EXERCISE BRIEF
Pull every line that holds the word "colore" from the entries.

SUPPLIED RECORDS
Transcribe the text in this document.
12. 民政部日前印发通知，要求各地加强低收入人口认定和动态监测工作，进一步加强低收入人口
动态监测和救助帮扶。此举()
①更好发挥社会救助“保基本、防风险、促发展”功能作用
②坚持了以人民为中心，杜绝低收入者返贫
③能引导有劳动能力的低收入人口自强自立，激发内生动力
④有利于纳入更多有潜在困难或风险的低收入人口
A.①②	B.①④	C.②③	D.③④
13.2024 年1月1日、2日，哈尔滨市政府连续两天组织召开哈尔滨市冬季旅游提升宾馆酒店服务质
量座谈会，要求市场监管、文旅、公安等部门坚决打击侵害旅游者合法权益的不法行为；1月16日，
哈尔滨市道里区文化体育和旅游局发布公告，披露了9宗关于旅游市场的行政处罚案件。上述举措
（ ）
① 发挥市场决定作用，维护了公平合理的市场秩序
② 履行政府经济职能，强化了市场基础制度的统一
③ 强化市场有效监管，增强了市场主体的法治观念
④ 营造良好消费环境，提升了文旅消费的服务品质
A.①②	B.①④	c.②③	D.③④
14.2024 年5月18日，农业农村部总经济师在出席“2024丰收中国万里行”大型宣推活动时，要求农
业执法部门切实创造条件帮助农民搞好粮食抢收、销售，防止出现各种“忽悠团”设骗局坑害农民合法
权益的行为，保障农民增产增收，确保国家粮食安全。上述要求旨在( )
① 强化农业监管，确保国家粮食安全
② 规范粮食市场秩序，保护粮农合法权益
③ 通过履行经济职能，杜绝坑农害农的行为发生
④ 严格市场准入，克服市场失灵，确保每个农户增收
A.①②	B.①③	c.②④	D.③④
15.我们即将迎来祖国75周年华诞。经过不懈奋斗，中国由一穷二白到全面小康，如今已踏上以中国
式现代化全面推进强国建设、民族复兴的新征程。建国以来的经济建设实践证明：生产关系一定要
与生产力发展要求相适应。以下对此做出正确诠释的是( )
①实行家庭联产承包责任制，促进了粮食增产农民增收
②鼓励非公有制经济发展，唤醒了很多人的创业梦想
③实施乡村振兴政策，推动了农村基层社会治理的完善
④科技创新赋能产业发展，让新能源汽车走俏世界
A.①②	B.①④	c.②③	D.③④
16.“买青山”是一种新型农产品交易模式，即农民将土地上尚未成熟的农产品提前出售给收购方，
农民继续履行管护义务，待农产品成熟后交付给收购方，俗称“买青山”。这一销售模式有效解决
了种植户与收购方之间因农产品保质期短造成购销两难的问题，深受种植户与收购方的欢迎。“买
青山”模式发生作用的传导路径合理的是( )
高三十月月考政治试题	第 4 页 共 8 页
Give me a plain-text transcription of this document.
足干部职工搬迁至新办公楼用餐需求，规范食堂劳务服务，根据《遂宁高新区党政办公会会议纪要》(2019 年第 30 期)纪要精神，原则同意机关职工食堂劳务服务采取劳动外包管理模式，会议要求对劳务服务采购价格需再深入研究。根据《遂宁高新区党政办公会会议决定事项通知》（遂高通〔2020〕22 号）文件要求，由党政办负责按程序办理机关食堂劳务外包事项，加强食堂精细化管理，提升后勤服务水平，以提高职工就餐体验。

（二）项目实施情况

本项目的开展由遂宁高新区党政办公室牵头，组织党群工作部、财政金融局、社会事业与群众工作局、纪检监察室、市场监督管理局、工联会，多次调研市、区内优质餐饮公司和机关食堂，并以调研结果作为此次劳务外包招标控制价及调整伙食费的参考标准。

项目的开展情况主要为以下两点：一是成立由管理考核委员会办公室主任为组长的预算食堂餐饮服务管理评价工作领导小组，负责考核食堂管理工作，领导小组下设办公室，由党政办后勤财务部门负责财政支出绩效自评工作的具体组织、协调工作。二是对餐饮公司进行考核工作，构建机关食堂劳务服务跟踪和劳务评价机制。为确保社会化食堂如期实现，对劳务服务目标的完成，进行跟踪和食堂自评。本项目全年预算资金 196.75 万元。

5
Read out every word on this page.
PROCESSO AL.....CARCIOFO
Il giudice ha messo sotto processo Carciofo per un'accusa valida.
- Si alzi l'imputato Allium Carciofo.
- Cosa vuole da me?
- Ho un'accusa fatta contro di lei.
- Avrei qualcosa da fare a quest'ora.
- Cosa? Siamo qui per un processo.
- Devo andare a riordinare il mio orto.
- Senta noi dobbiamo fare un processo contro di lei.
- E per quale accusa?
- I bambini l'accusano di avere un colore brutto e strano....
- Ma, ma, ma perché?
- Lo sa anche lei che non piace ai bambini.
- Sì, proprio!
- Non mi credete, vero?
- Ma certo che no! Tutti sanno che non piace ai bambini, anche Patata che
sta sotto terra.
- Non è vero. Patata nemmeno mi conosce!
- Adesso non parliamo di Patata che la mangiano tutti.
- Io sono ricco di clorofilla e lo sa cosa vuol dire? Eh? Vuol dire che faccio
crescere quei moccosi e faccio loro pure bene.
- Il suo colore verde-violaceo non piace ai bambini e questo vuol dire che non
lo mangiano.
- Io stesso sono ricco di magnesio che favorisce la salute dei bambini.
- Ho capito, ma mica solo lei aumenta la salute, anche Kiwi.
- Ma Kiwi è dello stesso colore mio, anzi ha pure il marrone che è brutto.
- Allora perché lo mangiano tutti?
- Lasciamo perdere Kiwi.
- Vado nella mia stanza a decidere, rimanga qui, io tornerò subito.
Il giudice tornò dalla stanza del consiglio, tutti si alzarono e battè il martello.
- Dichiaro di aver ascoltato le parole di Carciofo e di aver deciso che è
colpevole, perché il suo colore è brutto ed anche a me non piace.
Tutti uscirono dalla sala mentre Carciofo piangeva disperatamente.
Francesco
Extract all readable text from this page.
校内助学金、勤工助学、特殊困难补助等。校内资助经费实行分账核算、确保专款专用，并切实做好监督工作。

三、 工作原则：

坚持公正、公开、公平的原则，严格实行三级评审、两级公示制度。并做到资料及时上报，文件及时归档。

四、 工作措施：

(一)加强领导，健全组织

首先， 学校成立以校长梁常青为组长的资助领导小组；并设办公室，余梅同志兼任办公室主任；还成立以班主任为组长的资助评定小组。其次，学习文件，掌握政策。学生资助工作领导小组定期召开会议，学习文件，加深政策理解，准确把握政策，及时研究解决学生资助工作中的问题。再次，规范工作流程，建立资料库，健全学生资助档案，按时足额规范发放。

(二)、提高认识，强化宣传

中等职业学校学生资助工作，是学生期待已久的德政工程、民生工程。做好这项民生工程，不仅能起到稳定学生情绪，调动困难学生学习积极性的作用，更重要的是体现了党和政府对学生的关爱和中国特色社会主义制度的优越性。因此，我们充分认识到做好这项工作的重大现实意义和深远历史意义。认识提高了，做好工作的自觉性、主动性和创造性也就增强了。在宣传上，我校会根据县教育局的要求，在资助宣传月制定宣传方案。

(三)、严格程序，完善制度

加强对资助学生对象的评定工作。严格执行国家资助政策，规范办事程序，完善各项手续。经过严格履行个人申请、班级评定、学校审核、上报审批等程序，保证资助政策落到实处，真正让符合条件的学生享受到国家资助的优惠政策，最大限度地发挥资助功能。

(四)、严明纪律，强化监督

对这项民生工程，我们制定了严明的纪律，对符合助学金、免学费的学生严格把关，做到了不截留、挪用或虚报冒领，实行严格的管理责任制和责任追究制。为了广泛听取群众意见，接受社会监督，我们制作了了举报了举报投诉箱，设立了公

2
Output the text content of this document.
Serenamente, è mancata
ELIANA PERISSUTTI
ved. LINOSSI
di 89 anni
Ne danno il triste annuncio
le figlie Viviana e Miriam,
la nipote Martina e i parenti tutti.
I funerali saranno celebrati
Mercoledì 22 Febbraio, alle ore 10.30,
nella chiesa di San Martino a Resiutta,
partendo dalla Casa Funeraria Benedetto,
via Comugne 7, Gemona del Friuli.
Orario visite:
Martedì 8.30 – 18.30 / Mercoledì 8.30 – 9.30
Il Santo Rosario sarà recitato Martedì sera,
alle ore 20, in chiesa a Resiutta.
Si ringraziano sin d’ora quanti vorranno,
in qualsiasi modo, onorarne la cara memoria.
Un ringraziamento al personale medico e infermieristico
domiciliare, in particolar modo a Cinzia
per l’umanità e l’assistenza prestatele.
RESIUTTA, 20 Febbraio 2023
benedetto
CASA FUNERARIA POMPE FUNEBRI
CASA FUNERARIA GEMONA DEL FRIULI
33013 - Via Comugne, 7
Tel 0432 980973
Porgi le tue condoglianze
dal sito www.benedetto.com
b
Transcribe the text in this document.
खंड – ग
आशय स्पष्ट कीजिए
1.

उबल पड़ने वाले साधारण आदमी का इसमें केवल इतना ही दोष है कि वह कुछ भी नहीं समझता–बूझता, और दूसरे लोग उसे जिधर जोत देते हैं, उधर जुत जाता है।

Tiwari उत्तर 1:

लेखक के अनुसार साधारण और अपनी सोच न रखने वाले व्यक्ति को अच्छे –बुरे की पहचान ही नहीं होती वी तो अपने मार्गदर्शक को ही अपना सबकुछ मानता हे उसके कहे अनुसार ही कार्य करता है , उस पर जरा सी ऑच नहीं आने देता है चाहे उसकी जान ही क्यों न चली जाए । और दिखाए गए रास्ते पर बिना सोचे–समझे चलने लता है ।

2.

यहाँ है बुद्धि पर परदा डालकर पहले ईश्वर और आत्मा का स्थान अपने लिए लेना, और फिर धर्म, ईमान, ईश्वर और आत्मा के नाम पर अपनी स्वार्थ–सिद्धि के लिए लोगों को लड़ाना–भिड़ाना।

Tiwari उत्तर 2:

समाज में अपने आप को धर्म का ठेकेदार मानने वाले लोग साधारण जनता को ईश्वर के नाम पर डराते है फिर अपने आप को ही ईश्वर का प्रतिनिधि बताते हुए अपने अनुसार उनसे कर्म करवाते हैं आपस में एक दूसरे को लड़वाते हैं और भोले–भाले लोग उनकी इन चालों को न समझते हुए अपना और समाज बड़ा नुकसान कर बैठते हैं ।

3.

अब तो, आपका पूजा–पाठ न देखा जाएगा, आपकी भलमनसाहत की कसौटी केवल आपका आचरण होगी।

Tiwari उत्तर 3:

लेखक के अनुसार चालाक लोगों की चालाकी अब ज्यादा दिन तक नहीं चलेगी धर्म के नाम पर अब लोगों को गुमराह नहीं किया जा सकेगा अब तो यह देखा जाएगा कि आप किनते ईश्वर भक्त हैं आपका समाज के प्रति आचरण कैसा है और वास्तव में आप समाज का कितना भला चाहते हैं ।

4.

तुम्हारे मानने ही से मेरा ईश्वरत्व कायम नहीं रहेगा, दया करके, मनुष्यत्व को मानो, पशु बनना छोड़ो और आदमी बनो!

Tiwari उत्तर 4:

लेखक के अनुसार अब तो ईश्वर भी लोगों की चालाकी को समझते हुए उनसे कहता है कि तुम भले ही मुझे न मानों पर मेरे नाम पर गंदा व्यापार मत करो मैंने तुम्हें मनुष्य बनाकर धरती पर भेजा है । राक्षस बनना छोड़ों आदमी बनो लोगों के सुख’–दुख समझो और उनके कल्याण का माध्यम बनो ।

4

RESPONSE
- I bambini l'accusano di avere un colore brutto e strano....
- Il suo colore verde-violaceo non piace ai bambini e questo vuol dire che non
- Ma Kiwi è dello stesso colore mio, anzi ha pure il marrone che è brutto.
colpevole, perché il suo colore è brutto ed anche a me non piace.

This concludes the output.